= Written request =
Reproduce the records below in full and word for word, excluding pictures.

= Input records =

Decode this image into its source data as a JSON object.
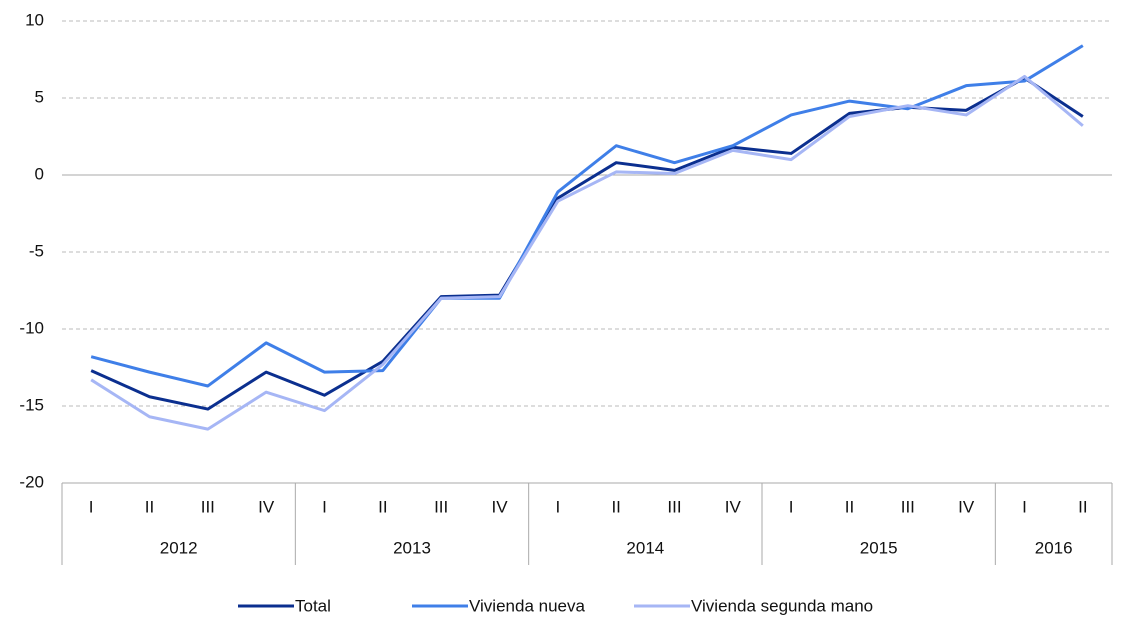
{
  "chart_data": {
    "type": "line",
    "groups": [
      {
        "name": "2012",
        "categories": [
          "I",
          "II",
          "III",
          "IV"
        ]
      },
      {
        "name": "2013",
        "categories": [
          "I",
          "II",
          "III",
          "IV"
        ]
      },
      {
        "name": "2014",
        "categories": [
          "I",
          "II",
          "III",
          "IV"
        ]
      },
      {
        "name": "2015",
        "categories": [
          "I",
          "II",
          "III",
          "IV"
        ]
      },
      {
        "name": "2016",
        "categories": [
          "I",
          "II"
        ]
      }
    ],
    "series": [
      {
        "name": "Total",
        "color": "#0b2f8f",
        "values": [
          -12.7,
          -14.4,
          -15.2,
          -12.8,
          -14.3,
          -12.1,
          -7.9,
          -7.8,
          -1.5,
          0.8,
          0.3,
          1.8,
          1.4,
          4.0,
          4.4,
          4.2,
          6.3,
          3.8
        ]
      },
      {
        "name": "Vivienda nueva",
        "color": "#3f7fe8",
        "values": [
          -11.8,
          -12.8,
          -13.7,
          -10.9,
          -12.8,
          -12.7,
          -8.0,
          -8.0,
          -1.1,
          1.9,
          0.8,
          1.9,
          3.9,
          4.8,
          4.3,
          5.8,
          6.1,
          8.4
        ]
      },
      {
        "name": "Vivienda segunda mano",
        "color": "#a6b6f5",
        "values": [
          -13.3,
          -15.7,
          -16.5,
          -14.1,
          -15.3,
          -12.3,
          -8.0,
          -7.9,
          -1.7,
          0.2,
          0.1,
          1.6,
          1.0,
          3.8,
          4.5,
          3.9,
          6.4,
          3.2
        ]
      }
    ],
    "ylim": [
      -20,
      10
    ],
    "yticks": [
      10,
      5,
      0,
      -5,
      -10,
      -15,
      -20
    ],
    "grid": true,
    "legend": "bottom"
  }
}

= Answer to this exercise =
Decode this image into its source data as a JSON object.
{
  "chart_data": {
    "type": "line",
    "groups": [
      {
        "name": "2012",
        "categories": [
          "I",
          "II",
          "III",
          "IV"
        ]
      },
      {
        "name": "2013",
        "categories": [
          "I",
          "II",
          "III",
          "IV"
        ]
      },
      {
        "name": "2014",
        "categories": [
          "I",
          "II",
          "III",
          "IV"
        ]
      },
      {
        "name": "2015",
        "categories": [
          "I",
          "II",
          "III",
          "IV"
        ]
      },
      {
        "name": "2016",
        "categories": [
          "I",
          "II"
        ]
      }
    ],
    "series": [
      {
        "name": "Total",
        "color": "#0b2f8f",
        "values": [
          -12.7,
          -14.4,
          -15.2,
          -12.8,
          -14.3,
          -12.1,
          -7.9,
          -7.8,
          -1.5,
          0.8,
          0.3,
          1.8,
          1.4,
          4.0,
          4.4,
          4.2,
          6.3,
          3.8
        ]
      },
      {
        "name": "Vivienda nueva",
        "color": "#3f7fe8",
        "values": [
          -11.8,
          -12.8,
          -13.7,
          -10.9,
          -12.8,
          -12.7,
          -8.0,
          -8.0,
          -1.1,
          1.9,
          0.8,
          1.9,
          3.9,
          4.8,
          4.3,
          5.8,
          6.1,
          8.4
        ]
      },
      {
        "name": "Vivienda segunda mano",
        "color": "#a6b6f5",
        "values": [
          -13.3,
          -15.7,
          -16.5,
          -14.1,
          -15.3,
          -12.3,
          -8.0,
          -7.9,
          -1.7,
          0.2,
          0.1,
          1.6,
          1.0,
          3.8,
          4.5,
          3.9,
          6.4,
          3.2
        ]
      }
    ],
    "ylim": [
      -20,
      10
    ],
    "yticks": [
      10,
      5,
      0,
      -5,
      -10,
      -15,
      -20
    ],
    "grid": true,
    "legend": "bottom"
  }
}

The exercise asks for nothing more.